[CONSIGNA]: Cita textualmente el fragmento del texto sobre el Día del Escritor que va de "Este sábado 13" a "de la pluma.", ambos incluidos.

[EXTRACTO DEL DOCUMENTO]:
┌────────

Este sábado 13 de junio se conmemora una fecha fundamental para las letras nacionales. El Día del Escritor en la Argentina fue establecido por la Sociedad Argentina de Escritores (SADE) en honor al nacimiento de Leopoldo Lugones, quien llegó al mundo un día como hoy de 1874 en Villa María del Río Seco, Córdoba. Si bien el trágico suicidio del autor —ocurrido el 18 de febrero de 1938 en el Delta de Tigre— conmovió profundamente al ambiente intelectual y propició que la SADE impulsara el homenaje permanente, la entidad decidió elegir su fecha de natalicio para celebrar el día de los trabajadores de la pluma.

└────────

Entradas del conjunto de datos
┌────────

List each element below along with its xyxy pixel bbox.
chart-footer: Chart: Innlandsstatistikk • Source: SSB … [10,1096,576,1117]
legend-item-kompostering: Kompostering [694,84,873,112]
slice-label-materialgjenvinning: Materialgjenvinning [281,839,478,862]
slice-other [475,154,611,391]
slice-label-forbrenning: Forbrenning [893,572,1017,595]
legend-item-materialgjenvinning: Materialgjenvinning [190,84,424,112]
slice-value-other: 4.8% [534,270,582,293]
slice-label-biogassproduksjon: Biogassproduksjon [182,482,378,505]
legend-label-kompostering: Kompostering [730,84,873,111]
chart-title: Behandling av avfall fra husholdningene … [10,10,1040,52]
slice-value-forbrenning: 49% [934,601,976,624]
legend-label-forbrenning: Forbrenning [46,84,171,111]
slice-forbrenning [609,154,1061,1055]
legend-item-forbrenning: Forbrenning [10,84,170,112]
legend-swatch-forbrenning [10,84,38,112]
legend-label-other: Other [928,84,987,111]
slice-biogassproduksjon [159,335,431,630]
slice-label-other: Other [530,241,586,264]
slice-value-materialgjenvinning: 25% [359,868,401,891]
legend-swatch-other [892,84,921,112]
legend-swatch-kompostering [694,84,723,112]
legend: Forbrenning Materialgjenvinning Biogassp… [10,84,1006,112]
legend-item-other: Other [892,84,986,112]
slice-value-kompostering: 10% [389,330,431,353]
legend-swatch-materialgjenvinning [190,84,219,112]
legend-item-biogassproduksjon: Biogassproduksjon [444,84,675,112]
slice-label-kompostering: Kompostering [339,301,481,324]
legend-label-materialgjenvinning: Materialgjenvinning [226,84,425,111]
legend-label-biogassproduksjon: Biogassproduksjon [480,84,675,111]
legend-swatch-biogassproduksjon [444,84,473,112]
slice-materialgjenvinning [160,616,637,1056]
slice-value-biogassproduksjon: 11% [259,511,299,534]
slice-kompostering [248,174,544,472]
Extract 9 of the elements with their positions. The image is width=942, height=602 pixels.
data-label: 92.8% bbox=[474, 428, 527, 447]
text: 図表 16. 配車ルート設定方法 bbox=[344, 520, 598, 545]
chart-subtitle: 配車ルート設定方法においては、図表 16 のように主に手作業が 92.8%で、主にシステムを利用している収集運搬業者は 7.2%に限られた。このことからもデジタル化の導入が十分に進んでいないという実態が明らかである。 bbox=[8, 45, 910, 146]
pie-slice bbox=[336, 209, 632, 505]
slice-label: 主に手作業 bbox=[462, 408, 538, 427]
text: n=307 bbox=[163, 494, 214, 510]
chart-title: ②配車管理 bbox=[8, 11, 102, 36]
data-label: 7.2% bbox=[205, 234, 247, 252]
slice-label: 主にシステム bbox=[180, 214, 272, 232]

└────────

[SOLUCIÓN]:
Este sábado 13 de junio se conmemora una fecha fundamental para las letras nacionales. El Día del Escritor en la Argentina fue establecido por la Sociedad Argentina de Escritores (SADE) en honor al nacimiento de Leopoldo Lugones, quien llegó al mundo un día como hoy de 1874 en Villa María del Río Seco, Córdoba. Si bien el trágico suicidio del autor —ocurrido el 18 de febrero de 1938 en el Delta de Tigre— conmovió profundamente al ambiente intelectual y propició que la SADE impulsara el homenaje permanente, la entidad decidió elegir su fecha de natalicio para celebrar el día de los trabajadores de la pluma.